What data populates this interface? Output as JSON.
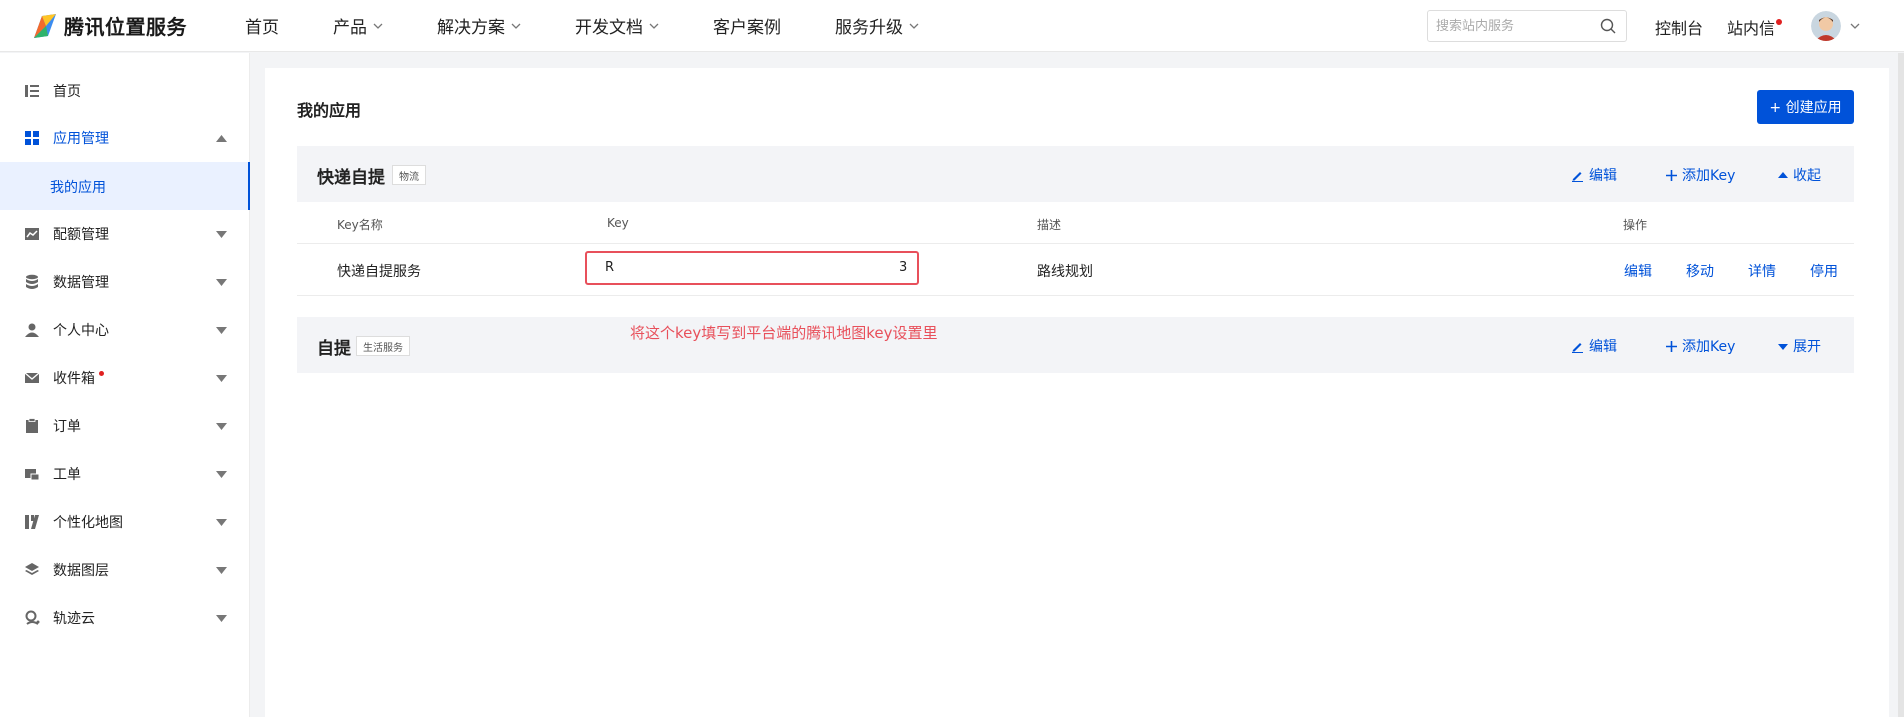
{
  "brand": {
    "name": "腾讯位置服务"
  },
  "nav": {
    "items": [
      {
        "label": "首页",
        "has_dropdown": false
      },
      {
        "label": "产品",
        "has_dropdown": true
      },
      {
        "label": "解决方案",
        "has_dropdown": true
      },
      {
        "label": "开发文档",
        "has_dropdown": true
      },
      {
        "label": "客户案例",
        "has_dropdown": false
      },
      {
        "label": "服务升级",
        "has_dropdown": true
      }
    ],
    "search_placeholder": "搜索站内服务",
    "console_label": "控制台",
    "inbox_label": "站内信"
  },
  "sidebar": {
    "items": [
      {
        "label": "首页",
        "icon": "list-icon"
      },
      {
        "label": "应用管理",
        "icon": "grid-icon",
        "active": true,
        "expanded": true
      },
      {
        "label": "配额管理",
        "icon": "chart-icon"
      },
      {
        "label": "数据管理",
        "icon": "database-icon"
      },
      {
        "label": "个人中心",
        "icon": "user-icon"
      },
      {
        "label": "收件箱",
        "icon": "mail-icon",
        "unread": true
      },
      {
        "label": "订单",
        "icon": "clipboard-icon"
      },
      {
        "label": "工单",
        "icon": "ticket-icon"
      },
      {
        "label": "个性化地图",
        "icon": "map-style-icon"
      },
      {
        "label": "数据图层",
        "icon": "layers-icon"
      },
      {
        "label": "轨迹云",
        "icon": "track-icon"
      }
    ],
    "sub_item": {
      "label": "我的应用"
    }
  },
  "main": {
    "title": "我的应用",
    "create_button": "+ 创建应用",
    "apps": [
      {
        "name": "快递自提",
        "tag": "物流",
        "actions": {
          "edit": "编辑",
          "add_key": "添加Key",
          "toggle": "收起"
        },
        "columns": [
          "Key名称",
          "Key",
          "描述",
          "操作"
        ],
        "rows": [
          {
            "key_name": "快递自提服务",
            "key_start": "R",
            "key_end": "3",
            "description": "路线规划",
            "ops": [
              "编辑",
              "移动",
              "详情",
              "停用"
            ]
          }
        ]
      },
      {
        "name": "自提",
        "tag": "生活服务",
        "actions": {
          "edit": "编辑",
          "add_key": "添加Key",
          "toggle": "展开"
        }
      }
    ],
    "annotation": "将这个key填写到平台端的腾讯地图key设置里"
  },
  "colors": {
    "primary": "#0052d9",
    "annotation": "#e8505b",
    "unread_dot": "#e02020"
  }
}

§ **WHAT THE TASK ASKS**
Retype each entry precisely. Skip images entirely.

§ **RESPONSE**
What data populates this interface? Output as JSON.
{
  "brand": {
    "name": "腾讯位置服务"
  },
  "nav": {
    "items": [
      {
        "label": "首页",
        "has_dropdown": false
      },
      {
        "label": "产品",
        "has_dropdown": true
      },
      {
        "label": "解决方案",
        "has_dropdown": true
      },
      {
        "label": "开发文档",
        "has_dropdown": true
      },
      {
        "label": "客户案例",
        "has_dropdown": false
      },
      {
        "label": "服务升级",
        "has_dropdown": true
      }
    ],
    "search_placeholder": "搜索站内服务",
    "console_label": "控制台",
    "inbox_label": "站内信"
  },
  "sidebar": {
    "items": [
      {
        "label": "首页",
        "icon": "list-icon"
      },
      {
        "label": "应用管理",
        "icon": "grid-icon",
        "active": true,
        "expanded": true
      },
      {
        "label": "配额管理",
        "icon": "chart-icon"
      },
      {
        "label": "数据管理",
        "icon": "database-icon"
      },
      {
        "label": "个人中心",
        "icon": "user-icon"
      },
      {
        "label": "收件箱",
        "icon": "mail-icon",
        "unread": true
      },
      {
        "label": "订单",
        "icon": "clipboard-icon"
      },
      {
        "label": "工单",
        "icon": "ticket-icon"
      },
      {
        "label": "个性化地图",
        "icon": "map-style-icon"
      },
      {
        "label": "数据图层",
        "icon": "layers-icon"
      },
      {
        "label": "轨迹云",
        "icon": "track-icon"
      }
    ],
    "sub_item": {
      "label": "我的应用"
    }
  },
  "main": {
    "title": "我的应用",
    "create_button": "+ 创建应用",
    "apps": [
      {
        "name": "快递自提",
        "tag": "物流",
        "actions": {
          "edit": "编辑",
          "add_key": "添加Key",
          "toggle": "收起"
        },
        "columns": [
          "Key名称",
          "Key",
          "描述",
          "操作"
        ],
        "rows": [
          {
            "key_name": "快递自提服务",
            "key_start": "R",
            "key_end": "3",
            "description": "路线规划",
            "ops": [
              "编辑",
              "移动",
              "详情",
              "停用"
            ]
          }
        ]
      },
      {
        "name": "自提",
        "tag": "生活服务",
        "actions": {
          "edit": "编辑",
          "add_key": "添加Key",
          "toggle": "展开"
        }
      }
    ],
    "annotation": "将这个key填写到平台端的腾讯地图key设置里"
  },
  "colors": {
    "primary": "#0052d9",
    "annotation": "#e8505b",
    "unread_dot": "#e02020"
  }
}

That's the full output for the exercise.